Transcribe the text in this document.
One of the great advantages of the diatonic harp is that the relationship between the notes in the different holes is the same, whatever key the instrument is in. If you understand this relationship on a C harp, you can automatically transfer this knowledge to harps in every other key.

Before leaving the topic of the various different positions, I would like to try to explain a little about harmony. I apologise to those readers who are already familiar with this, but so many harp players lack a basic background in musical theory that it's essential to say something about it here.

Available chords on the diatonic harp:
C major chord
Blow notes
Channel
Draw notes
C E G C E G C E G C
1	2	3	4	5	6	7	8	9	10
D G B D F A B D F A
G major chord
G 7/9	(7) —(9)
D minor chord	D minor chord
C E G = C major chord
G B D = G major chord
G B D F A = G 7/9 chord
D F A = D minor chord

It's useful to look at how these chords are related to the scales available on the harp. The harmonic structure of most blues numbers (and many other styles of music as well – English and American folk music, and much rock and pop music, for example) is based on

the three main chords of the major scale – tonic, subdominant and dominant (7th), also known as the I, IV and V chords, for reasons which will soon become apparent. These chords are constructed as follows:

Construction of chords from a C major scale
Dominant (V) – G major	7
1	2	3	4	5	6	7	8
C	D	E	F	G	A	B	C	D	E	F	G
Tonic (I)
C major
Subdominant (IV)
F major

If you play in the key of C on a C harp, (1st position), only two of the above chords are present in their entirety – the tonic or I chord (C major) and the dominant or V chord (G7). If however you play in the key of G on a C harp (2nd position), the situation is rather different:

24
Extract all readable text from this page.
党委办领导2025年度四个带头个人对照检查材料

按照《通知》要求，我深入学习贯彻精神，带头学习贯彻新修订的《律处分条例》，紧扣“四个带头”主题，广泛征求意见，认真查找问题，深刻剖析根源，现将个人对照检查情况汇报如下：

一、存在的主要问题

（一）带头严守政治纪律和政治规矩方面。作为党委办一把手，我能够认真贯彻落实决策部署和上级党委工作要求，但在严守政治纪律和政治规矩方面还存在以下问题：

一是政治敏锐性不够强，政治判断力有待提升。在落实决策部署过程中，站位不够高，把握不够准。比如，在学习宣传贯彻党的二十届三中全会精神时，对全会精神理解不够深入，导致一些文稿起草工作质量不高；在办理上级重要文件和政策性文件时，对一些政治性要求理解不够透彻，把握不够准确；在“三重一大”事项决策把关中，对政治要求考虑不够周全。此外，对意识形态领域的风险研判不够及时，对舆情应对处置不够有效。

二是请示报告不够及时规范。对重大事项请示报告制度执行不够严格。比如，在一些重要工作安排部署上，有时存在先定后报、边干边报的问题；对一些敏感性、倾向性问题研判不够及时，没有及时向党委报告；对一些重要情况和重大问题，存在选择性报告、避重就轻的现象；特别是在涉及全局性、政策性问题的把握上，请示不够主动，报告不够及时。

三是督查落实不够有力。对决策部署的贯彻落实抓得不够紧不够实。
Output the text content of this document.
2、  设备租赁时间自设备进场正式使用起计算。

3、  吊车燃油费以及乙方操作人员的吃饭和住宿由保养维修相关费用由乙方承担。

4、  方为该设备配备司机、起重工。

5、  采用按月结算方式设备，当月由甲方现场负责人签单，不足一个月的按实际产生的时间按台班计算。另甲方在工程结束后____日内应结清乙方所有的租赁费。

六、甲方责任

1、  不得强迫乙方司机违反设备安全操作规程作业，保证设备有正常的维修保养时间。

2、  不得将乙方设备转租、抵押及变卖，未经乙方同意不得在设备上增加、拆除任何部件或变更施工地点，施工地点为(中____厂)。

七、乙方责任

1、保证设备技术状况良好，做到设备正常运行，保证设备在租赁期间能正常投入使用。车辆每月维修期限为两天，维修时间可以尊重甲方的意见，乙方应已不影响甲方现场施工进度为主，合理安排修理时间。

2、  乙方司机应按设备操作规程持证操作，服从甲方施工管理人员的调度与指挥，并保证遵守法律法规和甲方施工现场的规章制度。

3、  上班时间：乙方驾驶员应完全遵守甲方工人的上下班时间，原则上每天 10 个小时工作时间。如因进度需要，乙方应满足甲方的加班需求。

........

Your task is to transcribe the material exactly.

Transcribe the text in this document.
One of the great advantages of the diatonic harp is that the relationship between the notes in the different holes is the same, whatever key the instrument is in. If you understand this relationship on a C harp, you can automatically transfer this knowledge to harps in every other key.

Before leaving the topic of the various different positions, I would like to try to explain a little about harmony. I apologise to those readers who are already familiar with this, but so many harp players lack a basic background in musical theory that it's essential to say something about it here.

Available chords on the diatonic harp:
C major chord
Blow notes
Channel
Draw notes
C E G C E G C E G C
1	2	3	4	5	6	7	8	9	10
D G B D F A B D F A
G major chord
G 7/9	(7) —(9)
D minor chord	D minor chord
C E G = C major chord
G B D = G major chord
G B D F A = G 7/9 chord
D F A = D minor chord

It's useful to look at how these chords are related to the scales available on the harp. The harmonic structure of most blues numbers (and many other styles of music as well – English and American folk music, and much rock and pop music, for example) is based on

the three main chords of the major scale – tonic, subdominant and dominant (7th), also known as the I, IV and V chords, for reasons which will soon become apparent. These chords are constructed as follows:

Construction of chords from a C major scale
Dominant (V) – G major	7
1	2	3	4	5	6	7	8
C	D	E	F	G	A	B	C	D	E	F	G
Tonic (I)
C major
Subdominant (IV)
F major

If you play in the key of C on a C harp, (1st position), only two of the above chords are present in their entirety – the tonic or I chord (C major) and the dominant or V chord (G7). If however you play in the key of G on a C harp (2nd position), the situation is rather different:

24
Extract all readable text from this page.
党委办领导2025年度四个带头个人对照检查材料

按照《通知》要求，我深入学习贯彻精神，带头学习贯彻新修订的《律处分条例》，紧扣“四个带头”主题，广泛征求意见，认真查找问题，深刻剖析根源，现将个人对照检查情况汇报如下：

一、存在的主要问题

（一）带头严守政治纪律和政治规矩方面。作为党委办一把手，我能够认真贯彻落实决策部署和上级党委工作要求，但在严守政治纪律和政治规矩方面还存在以下问题：

一是政治敏锐性不够强，政治判断力有待提升。在落实决策部署过程中，站位不够高，把握不够准。比如，在学习宣传贯彻党的二十届三中全会精神时，对全会精神理解不够深入，导致一些文稿起草工作质量不高；在办理上级重要文件和政策性文件时，对一些政治性要求理解不够透彻，把握不够准确；在“三重一大”事项决策把关中，对政治要求考虑不够周全。此外，对意识形态领域的风险研判不够及时，对舆情应对处置不够有效。

二是请示报告不够及时规范。对重大事项请示报告制度执行不够严格。比如，在一些重要工作安排部署上，有时存在先定后报、边干边报的问题；对一些敏感性、倾向性问题研判不够及时，没有及时向党委报告；对一些重要情况和重大问题，存在选择性报告、避重就轻的现象；特别是在涉及全局性、政策性问题的把握上，请示不够主动，报告不够及时。

三是督查落实不够有力。对决策部署的贯彻落实抓得不够紧不够实。
Output the text content of this document.
2、  设备租赁时间自设备进场正式使用起计算。

3、  吊车燃油费以及乙方操作人员的吃饭和住宿由保养维修相关费用由乙方承担。

4、  方为该设备配备司机、起重工。

5、  采用按月结算方式设备，当月由甲方现场负责人签单，不足一个月的按实际产生的时间按台班计算。另甲方在工程结束后____日内应结清乙方所有的租赁费。

六、甲方责任

1、  不得强迫乙方司机违反设备安全操作规程作业，保证设备有正常的维修保养时间。

2、  不得将乙方设备转租、抵押及变卖，未经乙方同意不得在设备上增加、拆除任何部件或变更施工地点，施工地点为(中____厂)。

七、乙方责任

1、保证设备技术状况良好，做到设备正常运行，保证设备在租赁期间能正常投入使用。车辆每月维修期限为两天，维修时间可以尊重甲方的意见，乙方应已不影响甲方现场施工进度为主，合理安排修理时间。

2、  乙方司机应按设备操作规程持证操作，服从甲方施工管理人员的调度与指挥，并保证遵守法律法规和甲方施工现场的规章制度。

3、  上班时间：乙方驾驶员应完全遵守甲方工人的上下班时间，原则上每天 10 个小时工作时间。如因进度需要，乙方应满足甲方的加班需求。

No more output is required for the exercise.